[WHAT THIS TASK INVOLVES]
Output the data exactly, with every line intact.
BEGIN DATA FOR THE TASK
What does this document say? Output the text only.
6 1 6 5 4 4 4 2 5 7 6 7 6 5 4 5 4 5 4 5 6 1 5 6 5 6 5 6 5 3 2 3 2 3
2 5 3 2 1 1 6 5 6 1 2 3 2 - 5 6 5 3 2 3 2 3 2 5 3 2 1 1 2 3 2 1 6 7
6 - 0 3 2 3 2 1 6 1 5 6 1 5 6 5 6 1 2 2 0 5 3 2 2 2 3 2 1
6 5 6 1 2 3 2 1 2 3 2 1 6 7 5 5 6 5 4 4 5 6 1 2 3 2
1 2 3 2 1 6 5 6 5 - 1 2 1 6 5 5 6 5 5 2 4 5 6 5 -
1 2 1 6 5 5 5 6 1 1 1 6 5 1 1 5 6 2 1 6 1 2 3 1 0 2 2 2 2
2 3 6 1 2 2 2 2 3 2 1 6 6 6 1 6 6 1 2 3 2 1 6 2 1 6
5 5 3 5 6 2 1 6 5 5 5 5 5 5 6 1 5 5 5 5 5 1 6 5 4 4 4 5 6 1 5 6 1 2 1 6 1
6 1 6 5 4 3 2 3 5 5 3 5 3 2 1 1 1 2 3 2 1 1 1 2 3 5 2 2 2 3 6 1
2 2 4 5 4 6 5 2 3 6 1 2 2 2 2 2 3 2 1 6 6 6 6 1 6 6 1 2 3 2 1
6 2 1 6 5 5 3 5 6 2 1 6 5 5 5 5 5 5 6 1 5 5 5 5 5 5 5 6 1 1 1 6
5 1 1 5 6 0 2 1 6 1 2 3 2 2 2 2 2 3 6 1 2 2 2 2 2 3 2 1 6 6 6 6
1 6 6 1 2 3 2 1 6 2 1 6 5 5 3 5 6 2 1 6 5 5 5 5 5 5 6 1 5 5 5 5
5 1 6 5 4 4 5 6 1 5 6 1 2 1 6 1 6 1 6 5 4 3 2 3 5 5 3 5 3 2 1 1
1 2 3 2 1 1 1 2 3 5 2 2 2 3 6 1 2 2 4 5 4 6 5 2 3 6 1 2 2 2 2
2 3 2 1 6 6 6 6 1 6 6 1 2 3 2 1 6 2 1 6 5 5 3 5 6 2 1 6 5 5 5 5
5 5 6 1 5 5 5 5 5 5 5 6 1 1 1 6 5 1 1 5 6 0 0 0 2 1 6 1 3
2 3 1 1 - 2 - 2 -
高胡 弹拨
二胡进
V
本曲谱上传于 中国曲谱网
END DATA FOR THE TASK
[RESPONSE]
What does this document say? Output the text only.
6 1 6 5 4 4 4 2 5 7 6 7 6 5 4 5 4 5 4 5 6 1 5 6 5 6 5 6 5 3 2 3 2 3
2 5 3 2 1 1 6 5 6 1 2 3 2 - 5 6 5 3 2 3 2 3 2 5 3 2 1 1 2 3 2 1 6 7
6 - 0 3 2 3 2 1 6 1 5 6 1 5 6 5 6 1 2 2 0 5 3 2 2 2 3 2 1
6 5 6 1 2 3 2 1 2 3 2 1 6 7 5 5 6 5 4 4 5 6 1 2 3 2
1 2 3 2 1 6 5 6 5 - 1 2 1 6 5 5 6 5 5 2 4 5 6 5 -
1 2 1 6 5 5 5 6 1 1 1 6 5 1 1 5 6 2 1 6 1 2 3 1 0 2 2 2 2
2 3 6 1 2 2 2 2 3 2 1 6 6 6 1 6 6 1 2 3 2 1 6 2 1 6
5 5 3 5 6 2 1 6 5 5 5 5 5 5 6 1 5 5 5 5 5 1 6 5 4 4 4 5 6 1 5 6 1 2 1 6 1
6 1 6 5 4 3 2 3 5 5 3 5 3 2 1 1 1 2 3 2 1 1 1 2 3 5 2 2 2 3 6 1
2 2 4 5 4 6 5 2 3 6 1 2 2 2 2 2 3 2 1 6 6 6 6 1 6 6 1 2 3 2 1
6 2 1 6 5 5 3 5 6 2 1 6 5 5 5 5 5 5 6 1 5 5 5 5 5 5 5 6 1 1 1 6
5 1 1 5 6 0 2 1 6 1 2 3 2 2 2 2 2 3 6 1 2 2 2 2 2 3 2 1 6 6 6 6
1 6 6 1 2 3 2 1 6 2 1 6 5 5 3 5 6 2 1 6 5 5 5 5 5 5 6 1 5 5 5 5
5 1 6 5 4 4 5 6 1 5 6 1 2 1 6 1 6 1 6 5 4 3 2 3 5 5 3 5 3 2 1 1
1 2 3 2 1 1 1 2 3 5 2 2 2 3 6 1 2 2 4 5 4 6 5 2 3 6 1 2 2 2 2
2 3 2 1 6 6 6 6 1 6 6 1 2 3 2 1 6 2 1 6 5 5 3 5 6 2 1 6 5 5 5 5
5 5 6 1 5 5 5 5 5 5 5 6 1 1 1 6 5 1 1 5 6 0 0 0 2 1 6 1 3
2 3 1 1 - 2 - 2 -
高胡 弹拨
二胡进
V
本曲谱上传于 中国曲谱网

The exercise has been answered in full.